[Recorded data]
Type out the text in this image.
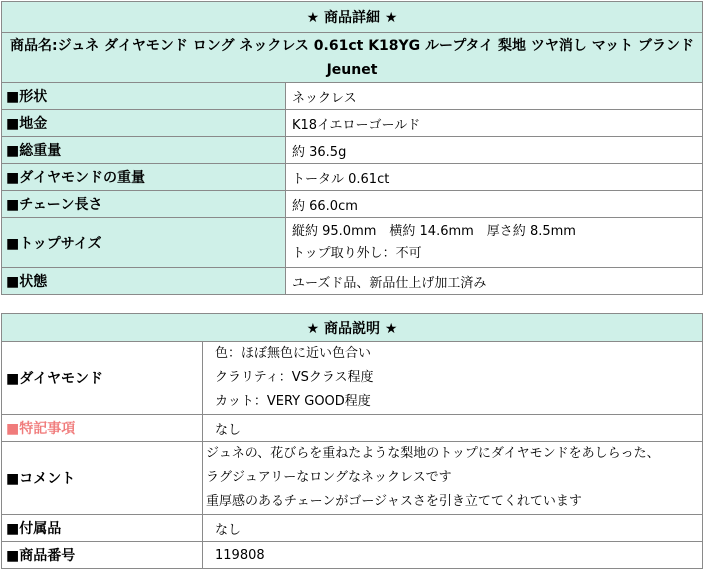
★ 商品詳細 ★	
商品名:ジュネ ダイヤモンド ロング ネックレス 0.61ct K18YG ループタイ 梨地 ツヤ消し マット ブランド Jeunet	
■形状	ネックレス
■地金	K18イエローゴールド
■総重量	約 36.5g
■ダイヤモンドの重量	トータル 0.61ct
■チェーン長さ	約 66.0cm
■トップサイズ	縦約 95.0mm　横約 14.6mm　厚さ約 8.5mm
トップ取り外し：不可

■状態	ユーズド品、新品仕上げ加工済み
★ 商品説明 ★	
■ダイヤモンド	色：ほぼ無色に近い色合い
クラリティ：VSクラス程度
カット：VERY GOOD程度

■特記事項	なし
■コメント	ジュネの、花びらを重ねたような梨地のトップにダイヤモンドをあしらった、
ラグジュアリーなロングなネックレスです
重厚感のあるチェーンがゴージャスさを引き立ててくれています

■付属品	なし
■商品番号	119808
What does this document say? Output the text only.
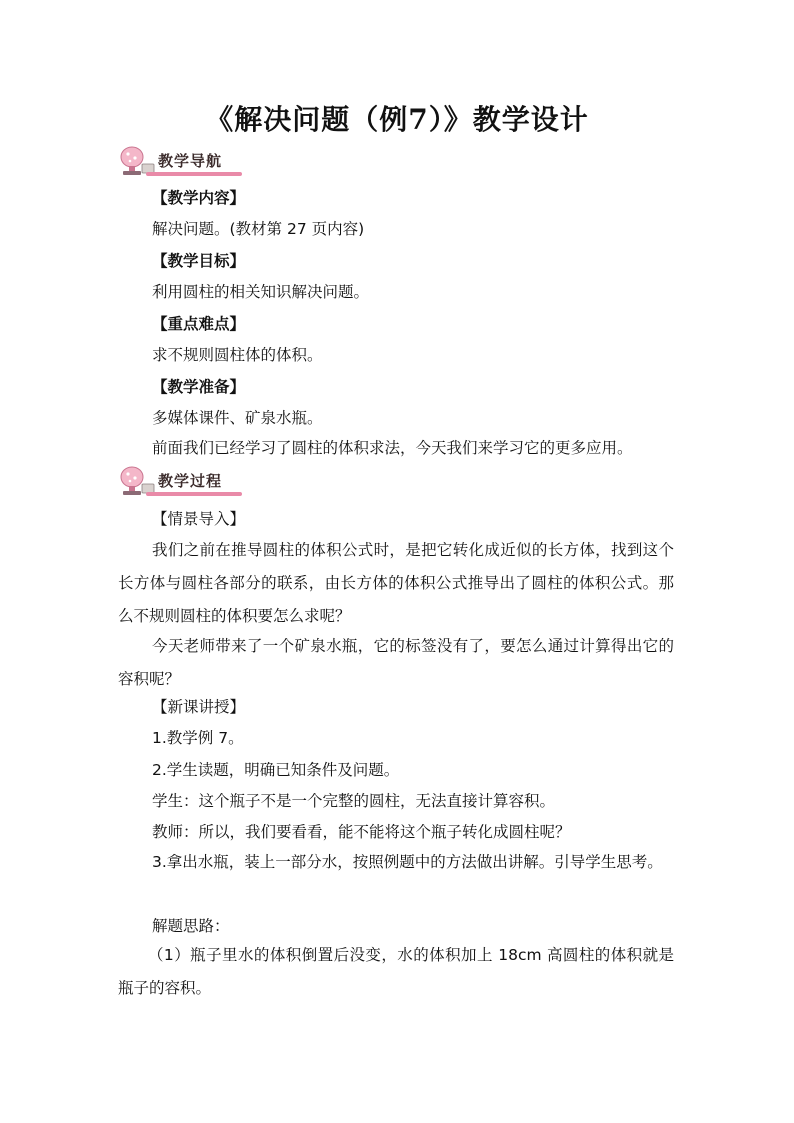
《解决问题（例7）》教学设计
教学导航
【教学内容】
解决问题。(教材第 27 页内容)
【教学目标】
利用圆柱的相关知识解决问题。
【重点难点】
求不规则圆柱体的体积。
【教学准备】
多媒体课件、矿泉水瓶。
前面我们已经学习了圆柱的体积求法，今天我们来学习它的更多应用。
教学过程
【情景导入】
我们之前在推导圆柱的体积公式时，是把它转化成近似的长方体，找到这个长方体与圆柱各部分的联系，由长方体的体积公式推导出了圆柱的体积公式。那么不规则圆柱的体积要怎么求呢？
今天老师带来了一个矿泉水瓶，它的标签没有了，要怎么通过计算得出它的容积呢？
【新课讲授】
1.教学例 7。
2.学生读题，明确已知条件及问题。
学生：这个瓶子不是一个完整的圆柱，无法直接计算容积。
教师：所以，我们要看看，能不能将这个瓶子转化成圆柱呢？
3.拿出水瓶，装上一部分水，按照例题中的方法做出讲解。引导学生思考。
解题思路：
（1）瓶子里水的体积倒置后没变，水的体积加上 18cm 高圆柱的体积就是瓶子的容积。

» **What needs to be done**:
In the listing above, how many lines include the word "text"? Answer with the number and nothing more.

» **Solution to the exercise**:
2